**Task brief:** Carry none of the pictures over; set down the material below exactly.

**Records for the exercise:**
++++

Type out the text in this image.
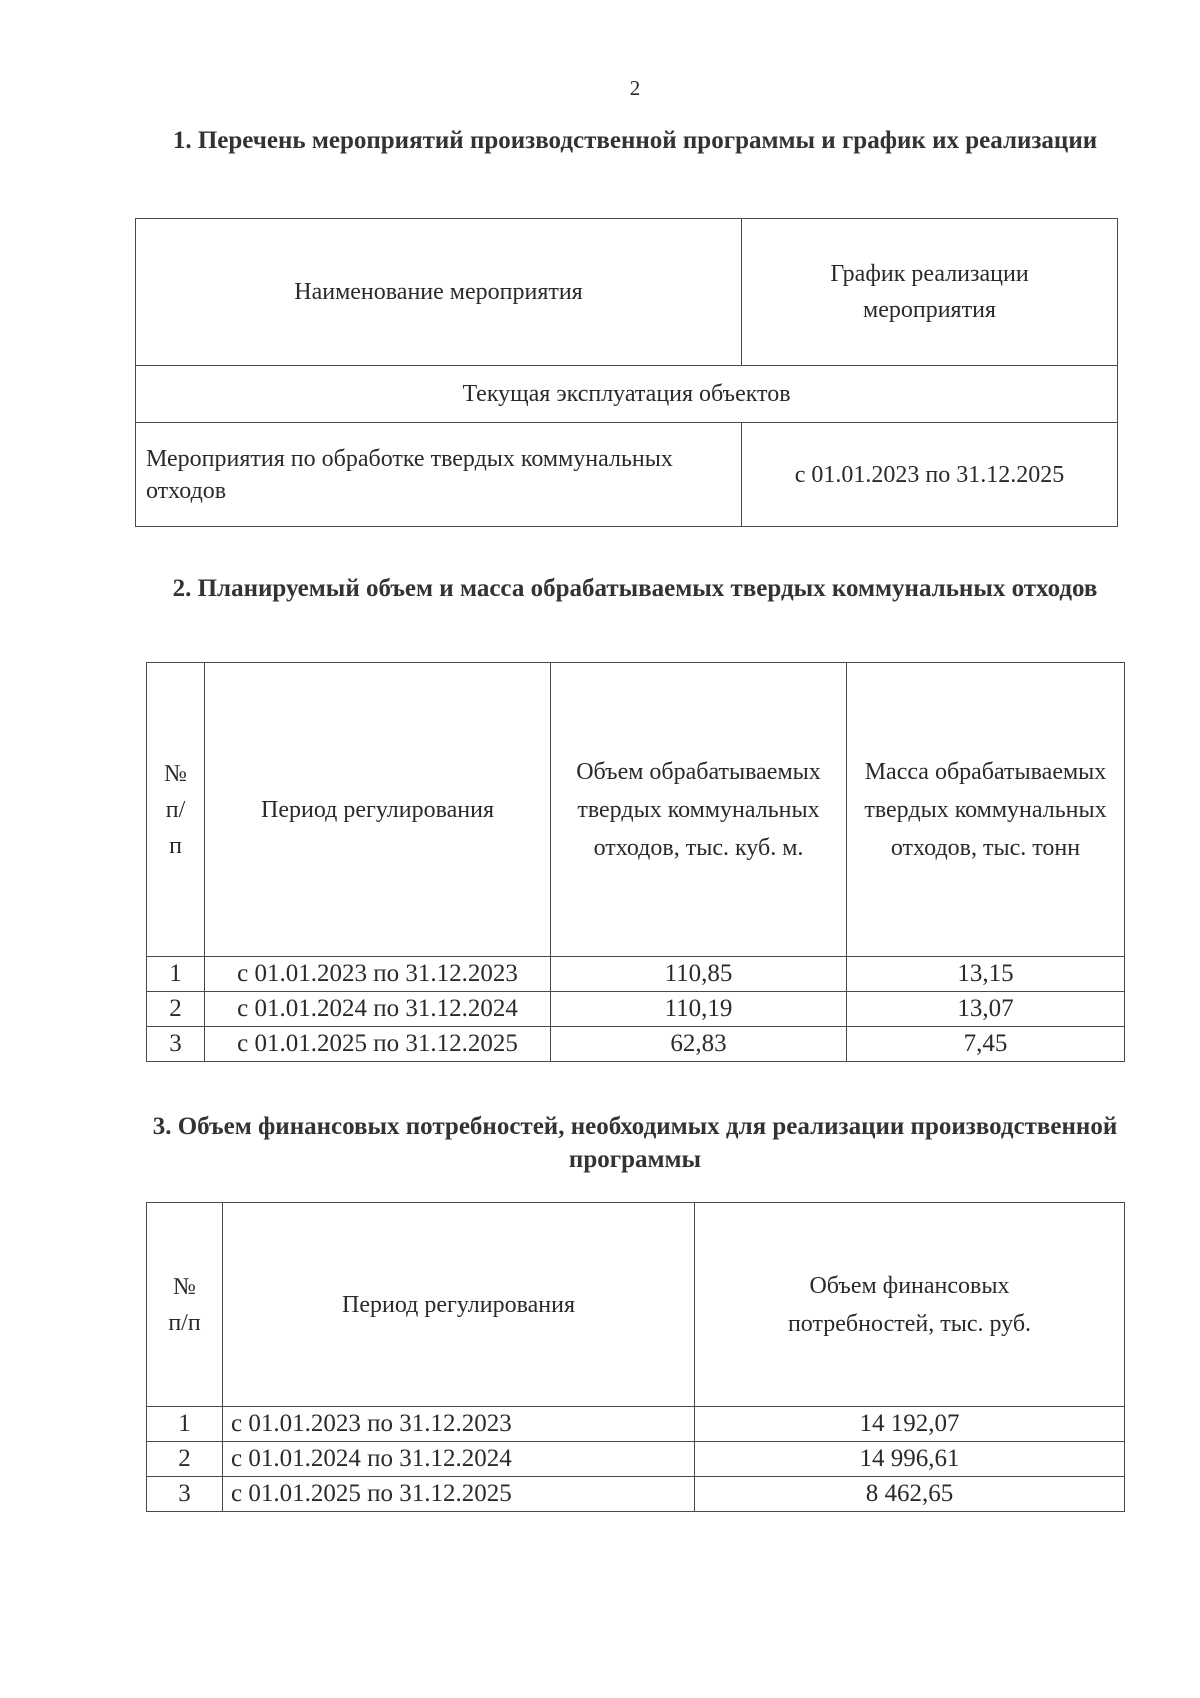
2
1. Перечень мероприятий производственной программы и график их реализации
Наименование мероприятия	График реализации мероприятия
Текущая эксплуатация объектов	
Мероприятия по обработке твердых коммунальных отходов	с 01.01.2023 по 31.12.2025
2. Планируемый объем и масса обрабатываемых твердых коммунальных отходов
№ п/ п	Период регулирования	Объем обрабатываемых твердых коммунальных отходов, тыс. куб. м.	Масса обрабатываемых твердых коммунальных отходов, тыс. тонн
1	с 01.01.2023 по 31.12.2023	110,85	13,15
2	с 01.01.2024 по 31.12.2024	110,19	13,07
3	с 01.01.2025 по 31.12.2025	62,83	7,45
3. Объем финансовых потребностей, необходимых для реализации производственной программы
№ п/п	Период регулирования	Объем финансовых потребностей, тыс. руб.
1	с 01.01.2023 по 31.12.2023	14 192,07
2	с 01.01.2024 по 31.12.2024	14 996,61
3	с 01.01.2025 по 31.12.2025	8 462,65
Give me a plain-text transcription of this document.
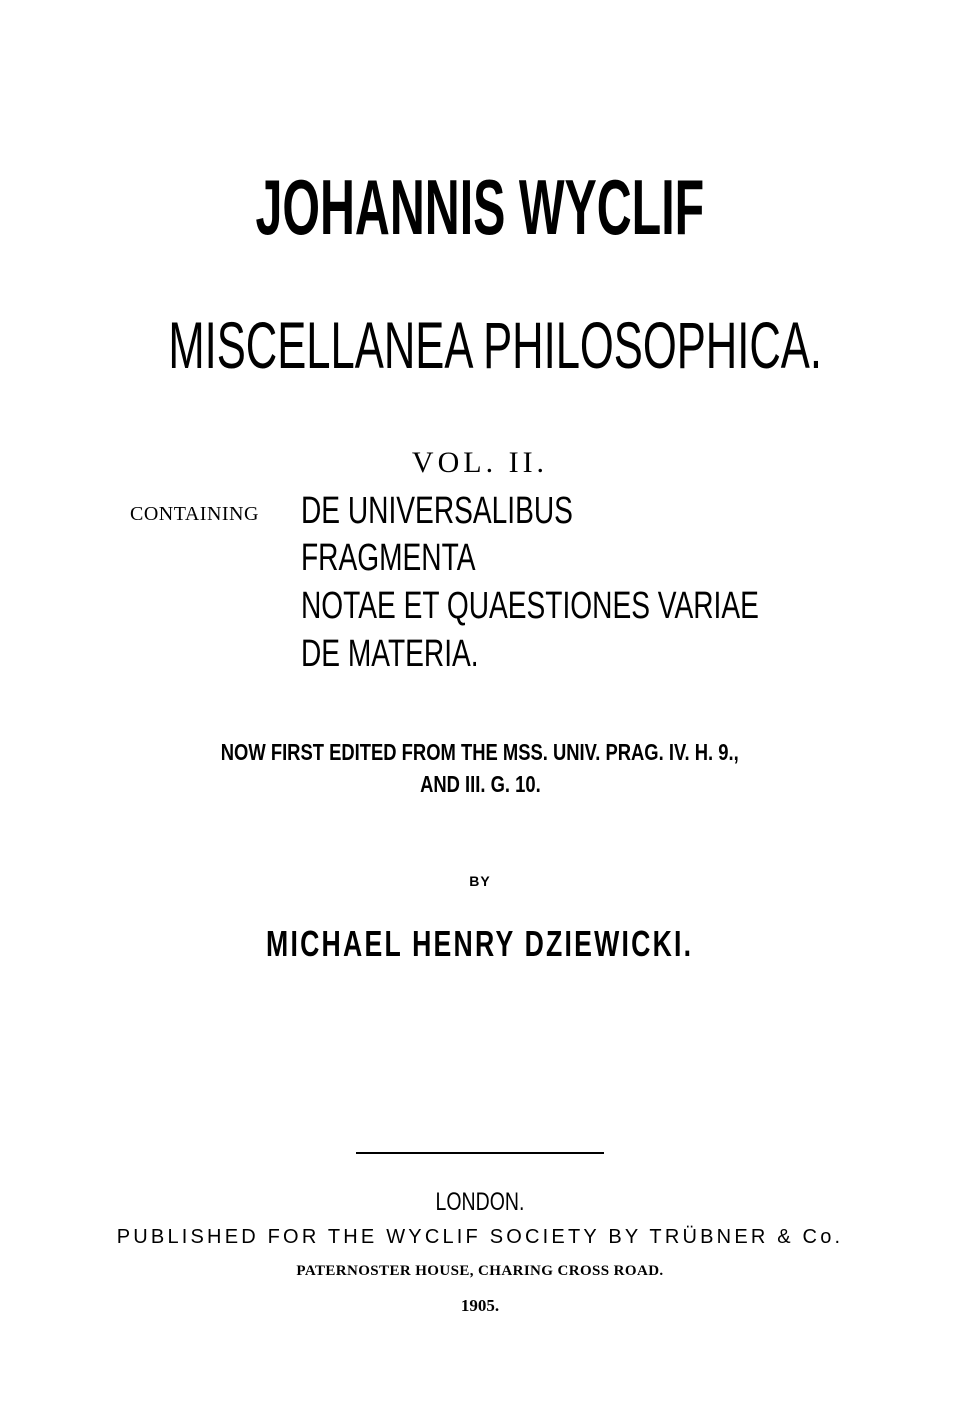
JOHANNIS WYCLIF
MISCELLANEA PHILOSOPHICA.
VOL. II.
CONTAINING DE UNIVERSALIBUS
FRAGMENTA
NOTAE ET QUAESTIONES VARIAE
DE MATERIA.
NOW FIRST EDITED FROM THE MSS. UNIV. PRAG. IV. H. 9.,
AND III. G. 10.
BY
MICHAEL HENRY DZIEWICKI.
LONDON.
PUBLISHED FOR THE WYCLIF SOCIETY BY TRÜBNER & Co.
PATERNOSTER HOUSE, CHARING CROSS ROAD.
1905.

++++

**Complete answer:**
Type out the text in this image.
2
1. Перечень мероприятий производственной программы и график их реализации
Наименование мероприятия	График реализации мероприятия
Текущая эксплуатация объектов	
Мероприятия по обработке твердых коммунальных отходов	с 01.01.2023 по 31.12.2025
2. Планируемый объем и масса обрабатываемых твердых коммунальных отходов
№ п/ п	Период регулирования	Объем обрабатываемых твердых коммунальных отходов, тыс. куб. м.	Масса обрабатываемых твердых коммунальных отходов, тыс. тонн
1	с 01.01.2023 по 31.12.2023	110,85	13,15
2	с 01.01.2024 по 31.12.2024	110,19	13,07
3	с 01.01.2025 по 31.12.2025	62,83	7,45
3. Объем финансовых потребностей, необходимых для реализации производственной программы
№ п/п	Период регулирования	Объем финансовых потребностей, тыс. руб.
1	с 01.01.2023 по 31.12.2023	14 192,07
2	с 01.01.2024 по 31.12.2024	14 996,61
3	с 01.01.2025 по 31.12.2025	8 462,65
Give me a plain-text transcription of this document.
JOHANNIS WYCLIF
MISCELLANEA PHILOSOPHICA.
VOL. II.
CONTAINING DE UNIVERSALIBUS
FRAGMENTA
NOTAE ET QUAESTIONES VARIAE
DE MATERIA.
NOW FIRST EDITED FROM THE MSS. UNIV. PRAG. IV. H. 9.,
AND III. G. 10.
BY
MICHAEL HENRY DZIEWICKI.
LONDON.
PUBLISHED FOR THE WYCLIF SOCIETY BY TRÜBNER & Co.
PATERNOSTER HOUSE, CHARING CROSS ROAD.
1905.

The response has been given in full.